Items listed in a dataset
---

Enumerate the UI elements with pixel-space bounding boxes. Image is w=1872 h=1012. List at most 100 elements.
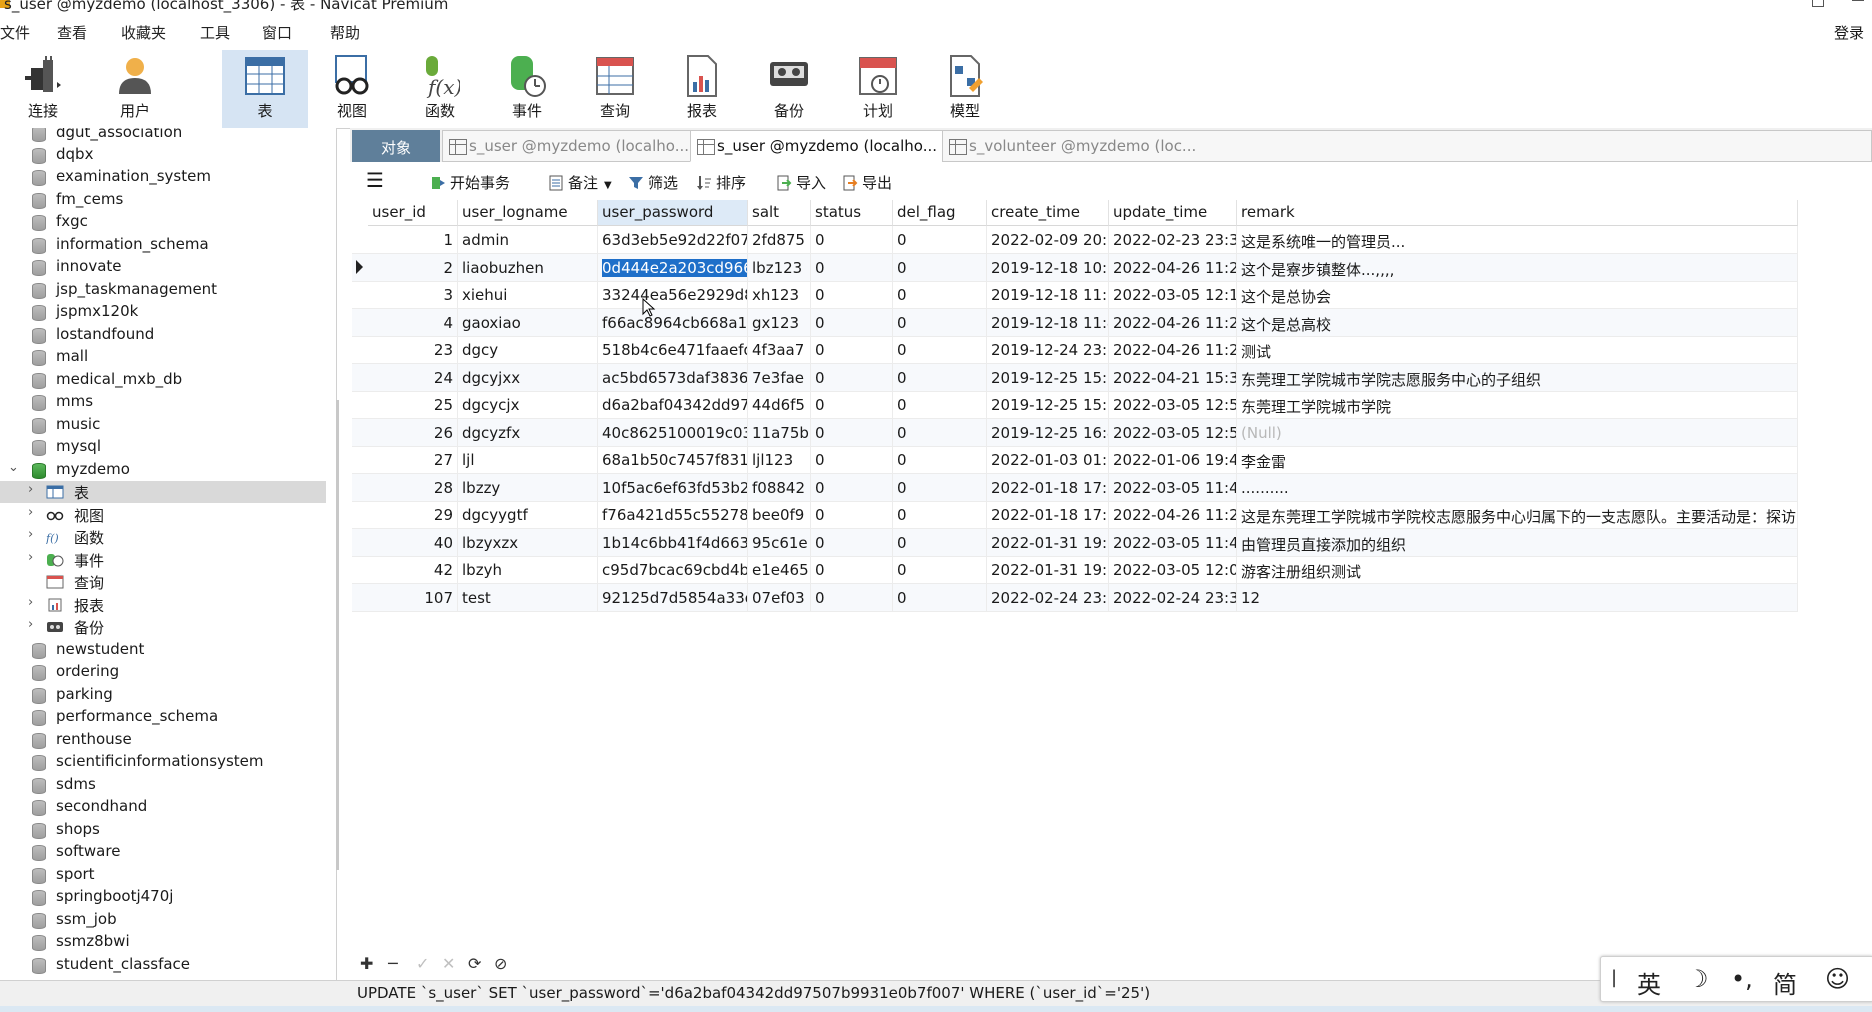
cell-user-id[interactable]: 23 bbox=[368, 336, 458, 363]
login-link[interactable]: 登录 bbox=[1834, 22, 1864, 43]
cell-user-id[interactable]: 107 bbox=[368, 583, 458, 611]
cell-remark[interactable]: 这个是总协会 bbox=[1237, 281, 1798, 308]
cell-remark[interactable]: 测试 bbox=[1237, 336, 1798, 363]
cell-create-time[interactable]: 2022-02-24 23:3 bbox=[987, 583, 1109, 611]
cell-status[interactable]: 0 bbox=[811, 473, 893, 501]
tree-db-item[interactable]: jsp_taskmanagement bbox=[0, 279, 326, 301]
tree-db-item[interactable]: scientificinformationsystem bbox=[0, 751, 326, 773]
tree-db-item[interactable]: ssmz8bwi bbox=[0, 931, 326, 953]
ime-drag-handle[interactable]: | bbox=[1611, 967, 1617, 988]
cell-user-logname[interactable]: dgcy bbox=[458, 336, 598, 363]
chevron-down-icon[interactable]: ⌄ bbox=[8, 460, 19, 475]
cell-user-id[interactable]: 27 bbox=[368, 446, 458, 473]
cell-remark[interactable]: 东莞理工学院城市学院 bbox=[1237, 391, 1798, 418]
cell-remark[interactable]: 12 bbox=[1237, 583, 1798, 611]
discard-x-icon[interactable]: ✕ bbox=[442, 954, 455, 973]
ime-emoji-icon[interactable]: ☺ bbox=[1825, 965, 1850, 993]
tree-db-item[interactable]: newstudent bbox=[0, 639, 326, 661]
tree-scrollbar[interactable] bbox=[336, 400, 339, 870]
cell-user-id[interactable]: 42 bbox=[368, 556, 458, 583]
tree-db-item[interactable]: dqbx bbox=[0, 144, 326, 166]
cell-user-password[interactable]: 33244ea56e2929d8 bbox=[598, 281, 748, 308]
cell-status[interactable]: 0 bbox=[811, 418, 893, 446]
cell-create-time[interactable]: 2019-12-18 11:3 bbox=[987, 281, 1109, 308]
cell-create-time[interactable]: 2019-12-18 10:0 bbox=[987, 253, 1109, 281]
column-header[interactable]: update_time bbox=[1109, 200, 1237, 226]
cell-status[interactable]: 0 bbox=[811, 363, 893, 391]
cell-user-logname[interactable]: dgcyygtf bbox=[458, 501, 598, 528]
chevron-right-icon[interactable]: › bbox=[28, 505, 33, 520]
cell-create-time[interactable]: 2019-12-25 15:2 bbox=[987, 363, 1109, 391]
tree-db-myzdemo[interactable]: ⌄ myzdemo bbox=[0, 459, 326, 481]
tree-db-item[interactable]: sport bbox=[0, 864, 326, 886]
cell-user-logname[interactable]: xiehui bbox=[458, 281, 598, 308]
cell-salt[interactable]: xh123 bbox=[748, 281, 811, 308]
cell-salt[interactable]: 2fd875 bbox=[748, 226, 811, 253]
table-row[interactable]: 4 gaoxiao f66ac8964cb668a10 gx123 0 0 2019-12-… bbox=[352, 308, 1798, 337]
cell-user-password[interactable]: 63d3eb5e92d22f07 bbox=[598, 226, 748, 253]
tree-db-item[interactable]: ordering bbox=[0, 661, 326, 683]
toolbar-table-button[interactable]: 表 bbox=[222, 50, 308, 128]
cell-user-password[interactable]: 92125d7d5854a33d bbox=[598, 583, 748, 611]
hamburger-menu-icon[interactable]: ☰ bbox=[366, 168, 384, 192]
cell-user-logname[interactable]: gaoxiao bbox=[458, 308, 598, 336]
chevron-right-icon[interactable]: › bbox=[28, 617, 33, 632]
cell-remark[interactable]: 这是系统唯一的管理员... bbox=[1237, 226, 1798, 253]
cell-del-flag[interactable]: 0 bbox=[893, 418, 987, 446]
toolbar-query-button[interactable]: 查询 bbox=[572, 50, 658, 128]
cell-user-password[interactable]: ac5bd6573daf38368 bbox=[598, 363, 748, 391]
cell-user-password[interactable]: 1b14c6bb41f4d663 bbox=[598, 528, 748, 556]
cell-update-time[interactable]: 2022-04-26 11:23 bbox=[1109, 308, 1237, 336]
cell-del-flag[interactable]: 0 bbox=[893, 308, 987, 336]
cell-status[interactable]: 0 bbox=[811, 583, 893, 611]
cell-salt[interactable]: gx123 bbox=[748, 308, 811, 336]
cell-status[interactable]: 0 bbox=[811, 446, 893, 473]
cell-user-password[interactable]: f76a421d55c55278c bbox=[598, 501, 748, 528]
ime-language-toggle[interactable]: 英 bbox=[1637, 965, 1661, 1000]
ime-simplified-toggle[interactable]: 简 bbox=[1773, 965, 1797, 1000]
table-row[interactable]: 29 dgcyygtf f76a421d55c55278c bee0f9 0 0 2022-… bbox=[352, 501, 1798, 529]
tree-db-item[interactable]: jspmx120k bbox=[0, 301, 326, 323]
toolbar-view-button[interactable]: 视图 bbox=[309, 50, 395, 128]
cell-user-id[interactable]: 3 bbox=[368, 281, 458, 308]
cell-status[interactable]: 0 bbox=[811, 226, 893, 253]
toolbar-event-button[interactable]: 事件 bbox=[484, 50, 570, 128]
cell-remark[interactable]: 游客注册组织测试 bbox=[1237, 556, 1798, 583]
column-header[interactable]: user_logname bbox=[458, 200, 598, 226]
cell-user-id[interactable]: 24 bbox=[368, 363, 458, 391]
cell-salt[interactable]: 44d6f5 bbox=[748, 391, 811, 418]
cell-status[interactable]: 0 bbox=[811, 528, 893, 556]
tree-db-item[interactable]: medical_mxb_db bbox=[0, 369, 326, 391]
refresh-icon[interactable]: ⟳ bbox=[468, 954, 481, 973]
tree-db-item[interactable]: shops bbox=[0, 819, 326, 841]
tree-folder-functions[interactable]: › f() 函数 bbox=[0, 526, 326, 548]
cell-update-time[interactable]: 2022-04-21 15:30 bbox=[1109, 363, 1237, 391]
tree-db-item[interactable]: sdms bbox=[0, 774, 326, 796]
tree-db-item[interactable]: information_schema bbox=[0, 234, 326, 256]
cell-user-password[interactable]: d6a2baf04342dd97 bbox=[598, 391, 748, 418]
cell-update-time[interactable]: 2022-04-26 11:23 bbox=[1109, 336, 1237, 363]
cell-user-logname[interactable]: dgcycjx bbox=[458, 391, 598, 418]
cell-create-time[interactable]: 2019-12-18 11:4 bbox=[987, 308, 1109, 336]
table-row[interactable]: 2 liaobuzhen 0d444e2a203cd966 lbz123 0 0 2019-… bbox=[352, 253, 1798, 282]
cell-remark[interactable]: 东莞理工学院城市学院志愿服务中心的子组织 bbox=[1237, 363, 1798, 391]
tree-db-item[interactable]: mms bbox=[0, 391, 326, 413]
column-header[interactable]: user_id bbox=[368, 200, 458, 226]
cell-user-password[interactable]: c95d7bcac69cbd4b bbox=[598, 556, 748, 583]
menu-help[interactable]: 帮助 bbox=[330, 22, 360, 43]
cell-user-logname[interactable]: lbzzy bbox=[458, 473, 598, 501]
tree-db-item[interactable]: springbootj470j bbox=[0, 886, 326, 908]
chevron-right-icon[interactable]: › bbox=[28, 595, 33, 610]
column-header[interactable]: salt bbox=[748, 200, 811, 226]
cell-del-flag[interactable]: 0 bbox=[893, 226, 987, 253]
cell-salt[interactable]: 07ef03 bbox=[748, 583, 811, 611]
cell-salt[interactable]: 95c61e bbox=[748, 528, 811, 556]
cell-create-time[interactable]: 2022-01-03 01:0 bbox=[987, 446, 1109, 473]
chevron-down-icon[interactable]: ▼ bbox=[604, 180, 612, 191]
tree-db-item[interactable]: fm_cems bbox=[0, 189, 326, 211]
menu-view[interactable]: 查看 bbox=[57, 22, 87, 43]
cell-status[interactable]: 0 bbox=[811, 556, 893, 583]
cell-user-id[interactable]: 25 bbox=[368, 391, 458, 418]
column-header[interactable]: status bbox=[811, 200, 893, 226]
cell-status[interactable]: 0 bbox=[811, 308, 893, 336]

---

= Written task =
Rewrite the records beginning at the line that has "cell-user-id[interactable]: 23 bbox=[368, 336, 458, 363]" and stopping after the line that has "cell-remark[interactable]: 测试 bbox=[1237, 336, 1798, 363]", with "cell-remark" replaced by "cell-note" and everything else left unchanged.

= Expected output =
cell-user-id[interactable]: 23 bbox=[368, 336, 458, 363]
login-link[interactable]: 登录 bbox=[1834, 22, 1864, 43]
cell-user-id[interactable]: 107 bbox=[368, 583, 458, 611]
cell-note[interactable]: 这个是总协会 bbox=[1237, 281, 1798, 308]
cell-note[interactable]: 测试 bbox=[1237, 336, 1798, 363]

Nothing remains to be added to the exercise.